SET TASK:
Pull every line with the word "Uczniowie" out of the entries below.
═══ DATA PROVIDED
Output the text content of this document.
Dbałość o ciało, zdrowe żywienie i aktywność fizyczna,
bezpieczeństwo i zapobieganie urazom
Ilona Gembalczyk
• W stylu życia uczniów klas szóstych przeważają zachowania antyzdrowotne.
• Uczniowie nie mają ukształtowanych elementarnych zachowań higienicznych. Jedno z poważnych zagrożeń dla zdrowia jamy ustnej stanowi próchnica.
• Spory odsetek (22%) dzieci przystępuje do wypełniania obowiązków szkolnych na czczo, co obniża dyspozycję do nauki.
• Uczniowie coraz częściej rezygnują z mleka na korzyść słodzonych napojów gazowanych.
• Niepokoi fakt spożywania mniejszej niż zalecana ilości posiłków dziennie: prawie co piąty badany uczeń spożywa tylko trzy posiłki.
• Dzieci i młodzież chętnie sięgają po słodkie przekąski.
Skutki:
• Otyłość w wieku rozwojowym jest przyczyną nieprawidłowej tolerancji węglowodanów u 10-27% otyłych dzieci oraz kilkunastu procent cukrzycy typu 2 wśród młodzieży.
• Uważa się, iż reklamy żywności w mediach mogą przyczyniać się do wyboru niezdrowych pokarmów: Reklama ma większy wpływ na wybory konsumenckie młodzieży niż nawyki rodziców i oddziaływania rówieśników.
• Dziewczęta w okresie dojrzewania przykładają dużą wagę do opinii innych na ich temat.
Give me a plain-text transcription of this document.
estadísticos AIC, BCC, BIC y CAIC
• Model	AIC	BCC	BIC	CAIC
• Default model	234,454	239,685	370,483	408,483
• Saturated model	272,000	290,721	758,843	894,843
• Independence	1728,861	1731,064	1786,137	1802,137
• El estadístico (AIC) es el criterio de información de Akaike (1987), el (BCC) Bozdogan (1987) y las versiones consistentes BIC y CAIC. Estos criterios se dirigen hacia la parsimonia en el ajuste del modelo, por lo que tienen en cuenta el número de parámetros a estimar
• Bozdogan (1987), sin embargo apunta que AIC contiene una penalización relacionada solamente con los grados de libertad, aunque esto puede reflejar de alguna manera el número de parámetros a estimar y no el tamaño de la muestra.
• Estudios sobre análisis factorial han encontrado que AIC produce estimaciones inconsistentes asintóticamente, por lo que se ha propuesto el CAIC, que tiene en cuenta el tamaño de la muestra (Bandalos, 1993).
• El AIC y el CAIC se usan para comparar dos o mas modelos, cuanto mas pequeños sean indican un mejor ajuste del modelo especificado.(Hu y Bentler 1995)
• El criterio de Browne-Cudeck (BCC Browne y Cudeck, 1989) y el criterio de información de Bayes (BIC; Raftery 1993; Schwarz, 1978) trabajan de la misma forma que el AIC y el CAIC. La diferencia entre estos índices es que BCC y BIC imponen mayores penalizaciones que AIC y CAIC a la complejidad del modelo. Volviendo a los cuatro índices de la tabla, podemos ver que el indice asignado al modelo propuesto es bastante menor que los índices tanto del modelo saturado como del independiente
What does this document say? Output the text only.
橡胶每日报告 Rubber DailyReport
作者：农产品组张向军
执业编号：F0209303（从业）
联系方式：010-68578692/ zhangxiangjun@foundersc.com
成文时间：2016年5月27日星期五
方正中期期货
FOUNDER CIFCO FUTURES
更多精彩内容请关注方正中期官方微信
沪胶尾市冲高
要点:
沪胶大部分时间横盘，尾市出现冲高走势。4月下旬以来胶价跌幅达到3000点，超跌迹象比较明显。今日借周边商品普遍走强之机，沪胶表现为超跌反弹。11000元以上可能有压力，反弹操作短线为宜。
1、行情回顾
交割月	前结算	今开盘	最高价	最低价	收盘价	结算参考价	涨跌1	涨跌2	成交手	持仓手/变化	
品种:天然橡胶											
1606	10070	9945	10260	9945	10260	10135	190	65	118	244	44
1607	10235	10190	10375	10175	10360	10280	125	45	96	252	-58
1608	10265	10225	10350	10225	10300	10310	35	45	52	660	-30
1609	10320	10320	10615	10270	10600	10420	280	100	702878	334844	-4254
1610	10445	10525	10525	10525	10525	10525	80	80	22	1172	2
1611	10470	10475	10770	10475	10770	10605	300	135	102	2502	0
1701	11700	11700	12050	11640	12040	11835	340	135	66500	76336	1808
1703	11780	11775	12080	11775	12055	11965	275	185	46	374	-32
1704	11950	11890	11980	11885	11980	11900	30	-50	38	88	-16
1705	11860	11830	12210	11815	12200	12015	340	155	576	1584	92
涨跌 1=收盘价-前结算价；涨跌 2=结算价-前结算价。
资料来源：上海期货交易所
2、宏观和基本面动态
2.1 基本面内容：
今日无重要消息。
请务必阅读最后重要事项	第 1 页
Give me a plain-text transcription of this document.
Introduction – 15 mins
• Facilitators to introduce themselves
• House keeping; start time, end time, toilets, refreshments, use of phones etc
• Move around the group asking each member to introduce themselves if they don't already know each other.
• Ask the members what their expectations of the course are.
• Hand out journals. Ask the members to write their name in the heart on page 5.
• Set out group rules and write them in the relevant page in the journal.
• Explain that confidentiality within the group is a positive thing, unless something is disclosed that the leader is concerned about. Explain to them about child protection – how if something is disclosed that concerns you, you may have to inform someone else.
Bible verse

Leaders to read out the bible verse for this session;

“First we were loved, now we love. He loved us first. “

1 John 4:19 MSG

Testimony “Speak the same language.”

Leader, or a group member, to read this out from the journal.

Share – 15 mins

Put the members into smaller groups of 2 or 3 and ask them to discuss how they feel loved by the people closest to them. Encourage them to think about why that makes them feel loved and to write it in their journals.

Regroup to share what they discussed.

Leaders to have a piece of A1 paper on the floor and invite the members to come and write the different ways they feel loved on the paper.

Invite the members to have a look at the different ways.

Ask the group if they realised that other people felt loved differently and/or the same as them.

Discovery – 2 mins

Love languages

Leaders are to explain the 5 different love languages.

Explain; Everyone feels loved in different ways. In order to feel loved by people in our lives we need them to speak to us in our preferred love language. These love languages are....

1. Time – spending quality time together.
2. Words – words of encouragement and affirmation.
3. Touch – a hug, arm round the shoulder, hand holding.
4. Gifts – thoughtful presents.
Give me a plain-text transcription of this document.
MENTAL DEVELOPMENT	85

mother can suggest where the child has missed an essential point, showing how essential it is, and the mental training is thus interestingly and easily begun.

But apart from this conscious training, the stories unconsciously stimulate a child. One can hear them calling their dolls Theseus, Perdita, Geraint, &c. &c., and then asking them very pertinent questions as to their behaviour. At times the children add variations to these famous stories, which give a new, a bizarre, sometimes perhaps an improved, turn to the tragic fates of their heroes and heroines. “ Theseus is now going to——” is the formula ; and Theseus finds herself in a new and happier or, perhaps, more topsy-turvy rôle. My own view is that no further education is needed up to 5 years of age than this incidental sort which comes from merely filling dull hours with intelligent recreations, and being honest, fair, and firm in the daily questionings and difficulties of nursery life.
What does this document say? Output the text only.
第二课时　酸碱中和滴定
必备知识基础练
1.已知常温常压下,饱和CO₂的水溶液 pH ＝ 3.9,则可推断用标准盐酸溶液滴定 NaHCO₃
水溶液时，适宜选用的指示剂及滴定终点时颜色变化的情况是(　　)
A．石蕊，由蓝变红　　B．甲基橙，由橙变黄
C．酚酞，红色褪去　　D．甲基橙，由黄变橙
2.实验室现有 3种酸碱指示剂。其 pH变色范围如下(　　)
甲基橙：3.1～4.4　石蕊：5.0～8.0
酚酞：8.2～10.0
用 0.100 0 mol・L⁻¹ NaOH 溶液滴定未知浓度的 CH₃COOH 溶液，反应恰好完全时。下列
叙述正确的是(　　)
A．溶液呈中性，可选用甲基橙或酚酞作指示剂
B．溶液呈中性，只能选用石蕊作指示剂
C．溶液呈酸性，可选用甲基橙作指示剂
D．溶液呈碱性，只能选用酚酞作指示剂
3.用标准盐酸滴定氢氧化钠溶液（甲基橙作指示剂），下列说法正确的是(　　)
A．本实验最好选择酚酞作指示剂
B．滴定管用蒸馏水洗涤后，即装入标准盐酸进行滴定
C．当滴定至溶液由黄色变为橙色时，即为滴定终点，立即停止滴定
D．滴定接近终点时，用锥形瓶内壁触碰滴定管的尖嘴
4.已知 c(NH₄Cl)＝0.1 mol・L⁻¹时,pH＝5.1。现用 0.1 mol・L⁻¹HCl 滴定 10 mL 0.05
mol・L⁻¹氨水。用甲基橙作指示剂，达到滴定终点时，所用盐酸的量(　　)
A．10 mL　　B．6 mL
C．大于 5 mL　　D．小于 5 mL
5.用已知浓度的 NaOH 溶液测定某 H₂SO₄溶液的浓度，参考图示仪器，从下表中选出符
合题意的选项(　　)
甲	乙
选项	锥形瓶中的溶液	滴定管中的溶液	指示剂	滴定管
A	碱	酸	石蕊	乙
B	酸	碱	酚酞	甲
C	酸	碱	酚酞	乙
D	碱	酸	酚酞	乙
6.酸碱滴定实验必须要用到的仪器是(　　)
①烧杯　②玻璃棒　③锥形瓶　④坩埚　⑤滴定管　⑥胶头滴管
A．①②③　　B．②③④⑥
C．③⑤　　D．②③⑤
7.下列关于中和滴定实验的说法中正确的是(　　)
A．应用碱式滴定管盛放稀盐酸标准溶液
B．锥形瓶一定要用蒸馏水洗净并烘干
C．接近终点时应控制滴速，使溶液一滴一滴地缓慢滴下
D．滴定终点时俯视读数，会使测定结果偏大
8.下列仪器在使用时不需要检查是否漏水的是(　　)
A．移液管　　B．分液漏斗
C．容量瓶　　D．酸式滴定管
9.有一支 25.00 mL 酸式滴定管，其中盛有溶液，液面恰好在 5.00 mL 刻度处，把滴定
══════
TASK SOLUTION:
• Uczniowie nie mają ukształtowanych elementarnych zachowań higienicznych. Jedno z poważnych zagrożeń dla zdrowia jamy ustnej stanowi próchnica.
• Uczniowie coraz częściej rezygnują z mleka na korzyść słodzonych napojów gazowanych.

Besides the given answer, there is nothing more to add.